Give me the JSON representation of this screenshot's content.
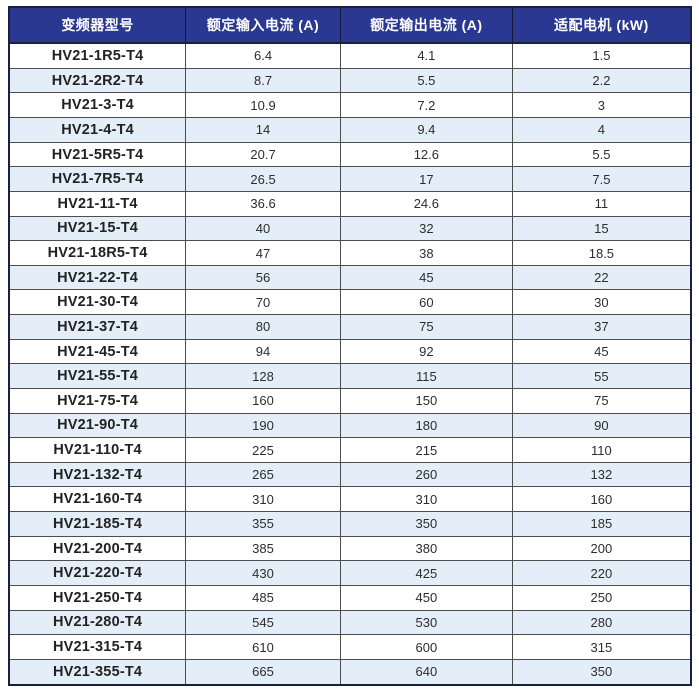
{
  "table": {
    "columns": [
      "变频器型号",
      "额定输入电流 (A)",
      "额定输出电流 (A)",
      "适配电机 (kW)"
    ],
    "rows": [
      [
        "HV21-1R5-T4",
        "6.4",
        "4.1",
        "1.5"
      ],
      [
        "HV21-2R2-T4",
        "8.7",
        "5.5",
        "2.2"
      ],
      [
        "HV21-3-T4",
        "10.9",
        "7.2",
        "3"
      ],
      [
        "HV21-4-T4",
        "14",
        "9.4",
        "4"
      ],
      [
        "HV21-5R5-T4",
        "20.7",
        "12.6",
        "5.5"
      ],
      [
        "HV21-7R5-T4",
        "26.5",
        "17",
        "7.5"
      ],
      [
        "HV21-11-T4",
        "36.6",
        "24.6",
        "11"
      ],
      [
        "HV21-15-T4",
        "40",
        "32",
        "15"
      ],
      [
        "HV21-18R5-T4",
        "47",
        "38",
        "18.5"
      ],
      [
        "HV21-22-T4",
        "56",
        "45",
        "22"
      ],
      [
        "HV21-30-T4",
        "70",
        "60",
        "30"
      ],
      [
        "HV21-37-T4",
        "80",
        "75",
        "37"
      ],
      [
        "HV21-45-T4",
        "94",
        "92",
        "45"
      ],
      [
        "HV21-55-T4",
        "128",
        "115",
        "55"
      ],
      [
        "HV21-75-T4",
        "160",
        "150",
        "75"
      ],
      [
        "HV21-90-T4",
        "190",
        "180",
        "90"
      ],
      [
        "HV21-110-T4",
        "225",
        "215",
        "110"
      ],
      [
        "HV21-132-T4",
        "265",
        "260",
        "132"
      ],
      [
        "HV21-160-T4",
        "310",
        "310",
        "160"
      ],
      [
        "HV21-185-T4",
        "355",
        "350",
        "185"
      ],
      [
        "HV21-200-T4",
        "385",
        "380",
        "200"
      ],
      [
        "HV21-220-T4",
        "430",
        "425",
        "220"
      ],
      [
        "HV21-250-T4",
        "485",
        "450",
        "250"
      ],
      [
        "HV21-280-T4",
        "545",
        "530",
        "280"
      ],
      [
        "HV21-315-T4",
        "610",
        "600",
        "315"
      ],
      [
        "HV21-355-T4",
        "665",
        "640",
        "350"
      ]
    ]
  },
  "colors": {
    "header_bg": "#2b3892",
    "header_text": "#ffffff",
    "stripe_bg": "#e3eef8",
    "row_bg": "#ffffff",
    "grid_line": "#4d4d4d",
    "outer_border": "#1c2040",
    "body_text": "#2d2d2d"
  }
}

☆ ☆ ☆

• Written task: Retype the records exactly. Any image in them should not appear in what you write.

• Result for this task:
Give me the JSON representation of this screenshot's content.
{
  "table": {
    "columns": [
      "变频器型号",
      "额定输入电流 (A)",
      "额定输出电流 (A)",
      "适配电机 (kW)"
    ],
    "rows": [
      [
        "HV21-1R5-T4",
        "6.4",
        "4.1",
        "1.5"
      ],
      [
        "HV21-2R2-T4",
        "8.7",
        "5.5",
        "2.2"
      ],
      [
        "HV21-3-T4",
        "10.9",
        "7.2",
        "3"
      ],
      [
        "HV21-4-T4",
        "14",
        "9.4",
        "4"
      ],
      [
        "HV21-5R5-T4",
        "20.7",
        "12.6",
        "5.5"
      ],
      [
        "HV21-7R5-T4",
        "26.5",
        "17",
        "7.5"
      ],
      [
        "HV21-11-T4",
        "36.6",
        "24.6",
        "11"
      ],
      [
        "HV21-15-T4",
        "40",
        "32",
        "15"
      ],
      [
        "HV21-18R5-T4",
        "47",
        "38",
        "18.5"
      ],
      [
        "HV21-22-T4",
        "56",
        "45",
        "22"
      ],
      [
        "HV21-30-T4",
        "70",
        "60",
        "30"
      ],
      [
        "HV21-37-T4",
        "80",
        "75",
        "37"
      ],
      [
        "HV21-45-T4",
        "94",
        "92",
        "45"
      ],
      [
        "HV21-55-T4",
        "128",
        "115",
        "55"
      ],
      [
        "HV21-75-T4",
        "160",
        "150",
        "75"
      ],
      [
        "HV21-90-T4",
        "190",
        "180",
        "90"
      ],
      [
        "HV21-110-T4",
        "225",
        "215",
        "110"
      ],
      [
        "HV21-132-T4",
        "265",
        "260",
        "132"
      ],
      [
        "HV21-160-T4",
        "310",
        "310",
        "160"
      ],
      [
        "HV21-185-T4",
        "355",
        "350",
        "185"
      ],
      [
        "HV21-200-T4",
        "385",
        "380",
        "200"
      ],
      [
        "HV21-220-T4",
        "430",
        "425",
        "220"
      ],
      [
        "HV21-250-T4",
        "485",
        "450",
        "250"
      ],
      [
        "HV21-280-T4",
        "545",
        "530",
        "280"
      ],
      [
        "HV21-315-T4",
        "610",
        "600",
        "315"
      ],
      [
        "HV21-355-T4",
        "665",
        "640",
        "350"
      ]
    ]
  },
  "colors": {
    "header_bg": "#2b3892",
    "header_text": "#ffffff",
    "stripe_bg": "#e3eef8",
    "row_bg": "#ffffff",
    "grid_line": "#4d4d4d",
    "outer_border": "#1c2040",
    "body_text": "#2d2d2d"
  }
}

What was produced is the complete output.